>> start

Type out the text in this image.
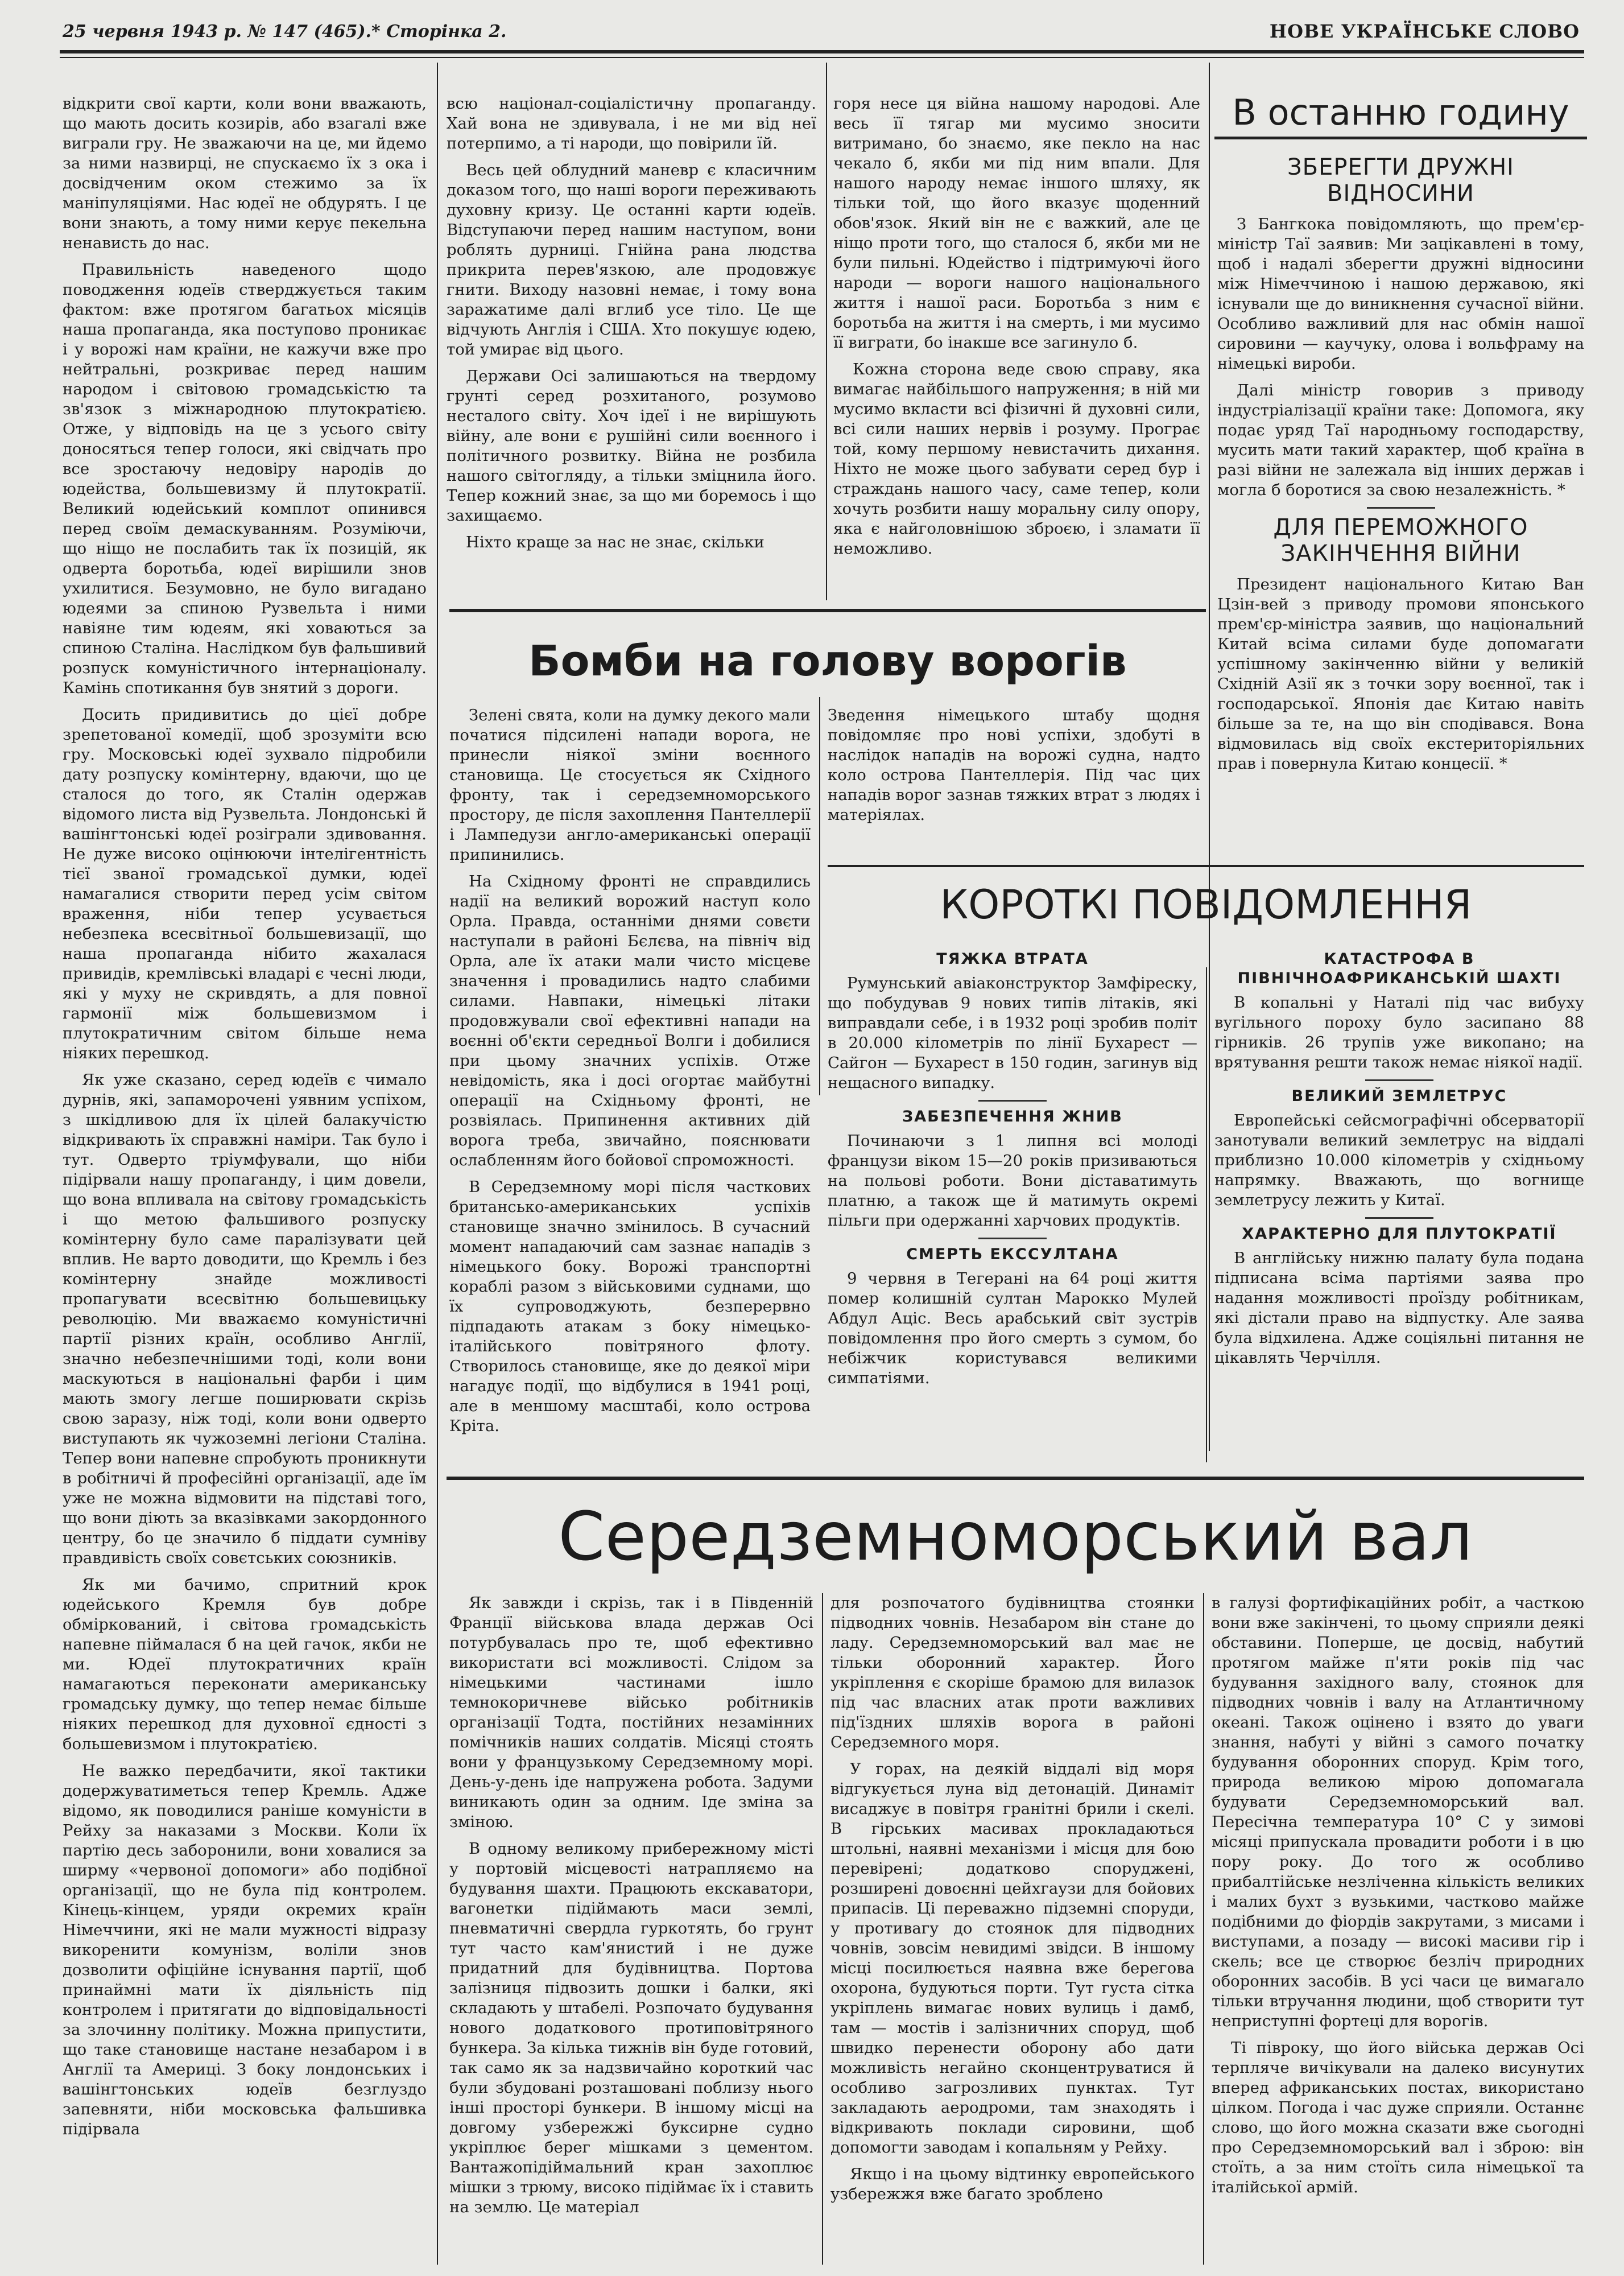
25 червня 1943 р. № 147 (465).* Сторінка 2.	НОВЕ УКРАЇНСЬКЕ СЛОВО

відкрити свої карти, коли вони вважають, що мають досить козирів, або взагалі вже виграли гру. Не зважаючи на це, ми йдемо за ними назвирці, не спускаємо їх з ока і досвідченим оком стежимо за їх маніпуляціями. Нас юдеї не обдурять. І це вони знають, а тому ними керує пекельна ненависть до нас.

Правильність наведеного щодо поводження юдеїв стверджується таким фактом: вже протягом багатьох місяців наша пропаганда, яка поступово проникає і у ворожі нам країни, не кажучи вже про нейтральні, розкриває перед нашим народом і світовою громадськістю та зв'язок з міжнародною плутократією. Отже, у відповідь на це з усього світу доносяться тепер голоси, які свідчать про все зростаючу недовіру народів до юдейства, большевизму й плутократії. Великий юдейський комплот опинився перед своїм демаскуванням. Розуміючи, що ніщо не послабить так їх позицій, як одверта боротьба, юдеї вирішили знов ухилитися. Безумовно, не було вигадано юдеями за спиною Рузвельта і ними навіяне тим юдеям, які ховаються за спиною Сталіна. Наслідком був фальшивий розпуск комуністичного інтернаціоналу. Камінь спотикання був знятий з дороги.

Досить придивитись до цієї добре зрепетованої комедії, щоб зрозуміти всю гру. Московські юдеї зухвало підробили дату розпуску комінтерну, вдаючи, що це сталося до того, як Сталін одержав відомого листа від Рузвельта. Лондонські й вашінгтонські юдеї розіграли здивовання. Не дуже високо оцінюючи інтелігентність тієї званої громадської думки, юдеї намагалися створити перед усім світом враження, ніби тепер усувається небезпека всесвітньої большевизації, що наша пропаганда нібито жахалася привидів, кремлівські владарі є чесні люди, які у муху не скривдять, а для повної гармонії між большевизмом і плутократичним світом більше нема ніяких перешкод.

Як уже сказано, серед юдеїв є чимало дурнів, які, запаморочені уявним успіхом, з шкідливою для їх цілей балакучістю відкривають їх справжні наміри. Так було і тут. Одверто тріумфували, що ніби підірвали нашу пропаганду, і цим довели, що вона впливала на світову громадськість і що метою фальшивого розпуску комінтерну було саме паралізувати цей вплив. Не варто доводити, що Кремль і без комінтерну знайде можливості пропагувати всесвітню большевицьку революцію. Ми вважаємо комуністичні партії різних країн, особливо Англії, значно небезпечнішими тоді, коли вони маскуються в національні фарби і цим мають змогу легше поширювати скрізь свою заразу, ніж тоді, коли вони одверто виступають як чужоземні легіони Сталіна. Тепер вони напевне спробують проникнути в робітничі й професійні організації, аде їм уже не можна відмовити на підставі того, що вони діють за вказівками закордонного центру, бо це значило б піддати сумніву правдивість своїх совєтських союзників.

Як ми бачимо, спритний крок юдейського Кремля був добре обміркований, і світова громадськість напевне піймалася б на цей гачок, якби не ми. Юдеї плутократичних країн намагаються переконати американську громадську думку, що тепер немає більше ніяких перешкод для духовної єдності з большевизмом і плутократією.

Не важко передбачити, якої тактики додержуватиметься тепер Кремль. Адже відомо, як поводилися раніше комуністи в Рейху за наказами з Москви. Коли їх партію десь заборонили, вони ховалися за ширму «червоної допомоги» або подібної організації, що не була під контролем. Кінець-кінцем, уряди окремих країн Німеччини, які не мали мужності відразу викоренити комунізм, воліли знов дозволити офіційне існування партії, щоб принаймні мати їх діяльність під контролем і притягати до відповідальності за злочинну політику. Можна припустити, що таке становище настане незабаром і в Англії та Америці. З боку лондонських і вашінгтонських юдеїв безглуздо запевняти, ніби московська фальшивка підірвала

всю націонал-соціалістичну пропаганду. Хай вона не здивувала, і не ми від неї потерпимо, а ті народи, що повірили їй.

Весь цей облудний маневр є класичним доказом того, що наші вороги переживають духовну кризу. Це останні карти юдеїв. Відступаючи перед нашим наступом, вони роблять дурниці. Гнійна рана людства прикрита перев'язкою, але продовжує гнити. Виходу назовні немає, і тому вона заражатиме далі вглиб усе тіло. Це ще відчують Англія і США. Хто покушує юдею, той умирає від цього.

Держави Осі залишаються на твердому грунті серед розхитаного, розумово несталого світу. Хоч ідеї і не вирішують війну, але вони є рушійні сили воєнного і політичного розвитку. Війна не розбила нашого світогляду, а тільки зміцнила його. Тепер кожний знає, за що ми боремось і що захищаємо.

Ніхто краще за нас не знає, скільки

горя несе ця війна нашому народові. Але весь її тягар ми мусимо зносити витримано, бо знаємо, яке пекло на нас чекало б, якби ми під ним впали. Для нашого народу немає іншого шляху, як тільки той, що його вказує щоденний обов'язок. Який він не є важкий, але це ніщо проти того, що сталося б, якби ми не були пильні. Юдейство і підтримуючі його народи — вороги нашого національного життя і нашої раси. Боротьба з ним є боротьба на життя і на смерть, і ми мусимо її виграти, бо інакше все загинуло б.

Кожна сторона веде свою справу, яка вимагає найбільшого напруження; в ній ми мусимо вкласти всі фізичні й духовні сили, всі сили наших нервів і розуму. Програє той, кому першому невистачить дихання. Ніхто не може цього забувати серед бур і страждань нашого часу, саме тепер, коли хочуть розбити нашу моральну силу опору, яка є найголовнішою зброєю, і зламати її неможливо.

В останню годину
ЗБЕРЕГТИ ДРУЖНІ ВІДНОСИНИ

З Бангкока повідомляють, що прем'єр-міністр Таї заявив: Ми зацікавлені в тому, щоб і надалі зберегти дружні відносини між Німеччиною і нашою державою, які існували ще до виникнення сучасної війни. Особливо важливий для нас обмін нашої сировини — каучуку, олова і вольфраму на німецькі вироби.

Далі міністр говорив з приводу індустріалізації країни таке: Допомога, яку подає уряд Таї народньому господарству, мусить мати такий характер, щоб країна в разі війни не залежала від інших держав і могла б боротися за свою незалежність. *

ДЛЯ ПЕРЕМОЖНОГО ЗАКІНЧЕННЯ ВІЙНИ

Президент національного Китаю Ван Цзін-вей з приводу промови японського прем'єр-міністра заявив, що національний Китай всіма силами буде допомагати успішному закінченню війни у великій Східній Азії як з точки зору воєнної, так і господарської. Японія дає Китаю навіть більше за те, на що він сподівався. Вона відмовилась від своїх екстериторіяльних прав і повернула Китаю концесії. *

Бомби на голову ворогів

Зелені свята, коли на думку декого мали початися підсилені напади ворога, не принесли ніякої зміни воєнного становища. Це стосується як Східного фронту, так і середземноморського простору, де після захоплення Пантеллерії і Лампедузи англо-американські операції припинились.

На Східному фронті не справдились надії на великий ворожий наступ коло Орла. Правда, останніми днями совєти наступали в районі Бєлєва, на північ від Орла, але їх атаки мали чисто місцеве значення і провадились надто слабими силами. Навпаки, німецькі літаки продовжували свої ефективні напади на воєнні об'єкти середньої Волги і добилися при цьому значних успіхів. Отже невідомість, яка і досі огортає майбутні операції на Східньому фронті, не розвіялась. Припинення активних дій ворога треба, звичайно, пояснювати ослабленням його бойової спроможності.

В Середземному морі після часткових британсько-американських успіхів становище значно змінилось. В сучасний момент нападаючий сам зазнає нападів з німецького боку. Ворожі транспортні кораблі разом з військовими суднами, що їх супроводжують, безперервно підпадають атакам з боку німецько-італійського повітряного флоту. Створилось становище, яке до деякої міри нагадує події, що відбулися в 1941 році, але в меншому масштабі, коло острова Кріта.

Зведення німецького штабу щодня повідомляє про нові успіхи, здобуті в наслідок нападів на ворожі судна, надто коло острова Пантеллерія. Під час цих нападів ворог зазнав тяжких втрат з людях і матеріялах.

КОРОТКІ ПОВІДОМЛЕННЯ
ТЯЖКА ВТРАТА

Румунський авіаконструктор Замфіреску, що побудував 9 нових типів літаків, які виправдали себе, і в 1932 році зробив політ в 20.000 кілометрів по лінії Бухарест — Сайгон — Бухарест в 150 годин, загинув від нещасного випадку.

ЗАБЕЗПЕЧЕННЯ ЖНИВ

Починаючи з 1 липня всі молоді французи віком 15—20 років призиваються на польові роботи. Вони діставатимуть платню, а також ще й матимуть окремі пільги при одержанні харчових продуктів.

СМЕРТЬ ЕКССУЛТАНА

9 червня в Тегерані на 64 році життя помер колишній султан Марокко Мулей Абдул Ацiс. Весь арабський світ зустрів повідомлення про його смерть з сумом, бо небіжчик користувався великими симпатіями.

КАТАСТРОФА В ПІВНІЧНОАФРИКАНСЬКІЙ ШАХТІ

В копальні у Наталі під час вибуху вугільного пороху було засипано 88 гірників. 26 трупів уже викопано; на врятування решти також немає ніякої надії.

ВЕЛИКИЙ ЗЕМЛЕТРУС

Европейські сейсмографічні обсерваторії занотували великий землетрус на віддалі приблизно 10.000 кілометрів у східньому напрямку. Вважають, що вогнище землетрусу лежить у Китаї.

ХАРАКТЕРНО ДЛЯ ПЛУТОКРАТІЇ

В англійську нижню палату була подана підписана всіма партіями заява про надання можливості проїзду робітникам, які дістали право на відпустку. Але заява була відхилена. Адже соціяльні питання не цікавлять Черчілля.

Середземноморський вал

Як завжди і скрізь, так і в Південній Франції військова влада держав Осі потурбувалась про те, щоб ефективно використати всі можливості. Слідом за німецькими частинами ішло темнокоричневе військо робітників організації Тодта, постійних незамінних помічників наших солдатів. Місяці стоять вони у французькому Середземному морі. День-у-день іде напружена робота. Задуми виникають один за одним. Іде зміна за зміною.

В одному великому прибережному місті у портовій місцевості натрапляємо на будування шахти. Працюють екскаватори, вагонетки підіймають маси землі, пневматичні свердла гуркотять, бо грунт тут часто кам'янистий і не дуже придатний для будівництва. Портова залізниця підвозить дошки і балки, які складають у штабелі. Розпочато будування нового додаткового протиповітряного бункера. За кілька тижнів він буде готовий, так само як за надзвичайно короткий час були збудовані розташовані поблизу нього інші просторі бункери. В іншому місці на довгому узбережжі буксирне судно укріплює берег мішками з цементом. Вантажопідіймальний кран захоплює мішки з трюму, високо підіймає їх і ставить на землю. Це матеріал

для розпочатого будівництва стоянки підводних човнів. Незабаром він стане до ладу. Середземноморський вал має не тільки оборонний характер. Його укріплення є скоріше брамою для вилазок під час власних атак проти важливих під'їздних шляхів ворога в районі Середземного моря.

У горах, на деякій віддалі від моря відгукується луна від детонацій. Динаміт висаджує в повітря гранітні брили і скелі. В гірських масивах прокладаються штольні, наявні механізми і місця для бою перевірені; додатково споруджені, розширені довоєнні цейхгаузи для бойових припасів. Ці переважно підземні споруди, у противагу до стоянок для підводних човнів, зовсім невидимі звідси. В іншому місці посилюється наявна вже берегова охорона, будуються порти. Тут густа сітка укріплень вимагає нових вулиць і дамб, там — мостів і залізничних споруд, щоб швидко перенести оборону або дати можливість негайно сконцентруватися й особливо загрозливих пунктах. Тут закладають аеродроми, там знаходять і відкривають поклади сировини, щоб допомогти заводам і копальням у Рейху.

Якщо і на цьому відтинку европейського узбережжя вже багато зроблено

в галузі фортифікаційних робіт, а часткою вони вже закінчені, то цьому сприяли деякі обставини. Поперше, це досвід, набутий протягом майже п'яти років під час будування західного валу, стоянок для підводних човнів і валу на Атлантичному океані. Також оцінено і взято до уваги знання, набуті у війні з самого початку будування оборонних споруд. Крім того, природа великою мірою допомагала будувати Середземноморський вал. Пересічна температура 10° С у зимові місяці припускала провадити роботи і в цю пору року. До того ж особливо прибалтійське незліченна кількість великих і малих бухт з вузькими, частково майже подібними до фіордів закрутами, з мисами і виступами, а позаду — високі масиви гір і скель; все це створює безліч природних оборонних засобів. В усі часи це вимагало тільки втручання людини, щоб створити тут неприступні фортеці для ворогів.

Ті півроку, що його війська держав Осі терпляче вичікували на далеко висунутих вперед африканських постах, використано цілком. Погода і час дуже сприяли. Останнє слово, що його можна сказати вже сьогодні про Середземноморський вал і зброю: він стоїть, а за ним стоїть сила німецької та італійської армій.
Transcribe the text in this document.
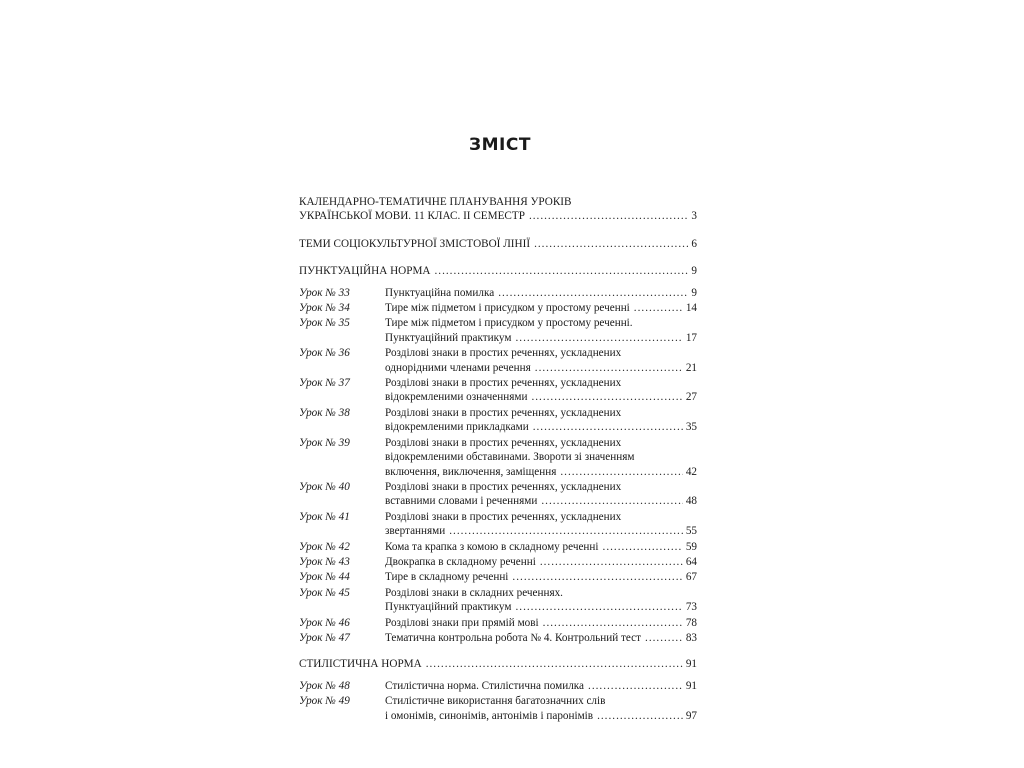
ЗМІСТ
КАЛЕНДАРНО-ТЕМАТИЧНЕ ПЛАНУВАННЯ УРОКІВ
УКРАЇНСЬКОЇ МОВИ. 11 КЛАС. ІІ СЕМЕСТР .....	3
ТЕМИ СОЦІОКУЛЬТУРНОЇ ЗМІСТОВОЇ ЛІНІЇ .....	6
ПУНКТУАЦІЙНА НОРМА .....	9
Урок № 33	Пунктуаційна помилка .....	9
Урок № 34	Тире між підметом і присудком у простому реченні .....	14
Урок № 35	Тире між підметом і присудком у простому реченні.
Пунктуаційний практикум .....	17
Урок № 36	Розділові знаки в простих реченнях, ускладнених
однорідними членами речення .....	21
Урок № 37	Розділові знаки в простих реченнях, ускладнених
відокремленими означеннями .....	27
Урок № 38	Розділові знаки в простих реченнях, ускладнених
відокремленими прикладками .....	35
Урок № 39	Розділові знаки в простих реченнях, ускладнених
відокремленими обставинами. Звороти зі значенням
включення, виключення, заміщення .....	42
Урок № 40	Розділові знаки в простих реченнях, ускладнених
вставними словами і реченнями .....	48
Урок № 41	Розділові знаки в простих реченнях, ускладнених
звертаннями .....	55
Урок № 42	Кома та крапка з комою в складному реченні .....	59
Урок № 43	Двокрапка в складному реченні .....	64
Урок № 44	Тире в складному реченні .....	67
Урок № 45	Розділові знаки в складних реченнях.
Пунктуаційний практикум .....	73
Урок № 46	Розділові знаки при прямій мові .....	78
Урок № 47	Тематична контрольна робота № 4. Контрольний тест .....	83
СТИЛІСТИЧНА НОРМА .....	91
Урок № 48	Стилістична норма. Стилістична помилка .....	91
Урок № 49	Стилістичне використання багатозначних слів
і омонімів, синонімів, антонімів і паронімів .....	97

>> end

### TASK REQUIREMENTS
Only what runs from the line containing "Transcribe the text in this document." through the end of the entries above should be extracted, exactly and without pictures.

### ANSWER
Transcribe the text in this document.
ЗМІСТ
КАЛЕНДАРНО-ТЕМАТИЧНЕ ПЛАНУВАННЯ УРОКІВ
УКРАЇНСЬКОЇ МОВИ. 11 КЛАС. ІІ СЕМЕСТР .....	3
ТЕМИ СОЦІОКУЛЬТУРНОЇ ЗМІСТОВОЇ ЛІНІЇ .....	6
ПУНКТУАЦІЙНА НОРМА .....	9
Урок № 33	Пунктуаційна помилка .....	9
Урок № 34	Тире між підметом і присудком у простому реченні .....	14
Урок № 35	Тире між підметом і присудком у простому реченні.
Пунктуаційний практикум .....	17
Урок № 36	Розділові знаки в простих реченнях, ускладнених
однорідними членами речення .....	21
Урок № 37	Розділові знаки в простих реченнях, ускладнених
відокремленими означеннями .....	27
Урок № 38	Розділові знаки в простих реченнях, ускладнених
відокремленими прикладками .....	35
Урок № 39	Розділові знаки в простих реченнях, ускладнених
відокремленими обставинами. Звороти зі значенням
включення, виключення, заміщення .....	42
Урок № 40	Розділові знаки в простих реченнях, ускладнених
вставними словами і реченнями .....	48
Урок № 41	Розділові знаки в простих реченнях, ускладнених
звертаннями .....	55
Урок № 42	Кома та крапка з комою в складному реченні .....	59
Урок № 43	Двокрапка в складному реченні .....	64
Урок № 44	Тире в складному реченні .....	67
Урок № 45	Розділові знаки в складних реченнях.
Пунктуаційний практикум .....	73
Урок № 46	Розділові знаки при прямій мові .....	78
Урок № 47	Тематична контрольна робота № 4. Контрольний тест .....	83
СТИЛІСТИЧНА НОРМА .....	91
Урок № 48	Стилістична норма. Стилістична помилка .....	91
Урок № 49	Стилістичне використання багатозначних слів
і омонімів, синонімів, антонімів і паронімів .....	97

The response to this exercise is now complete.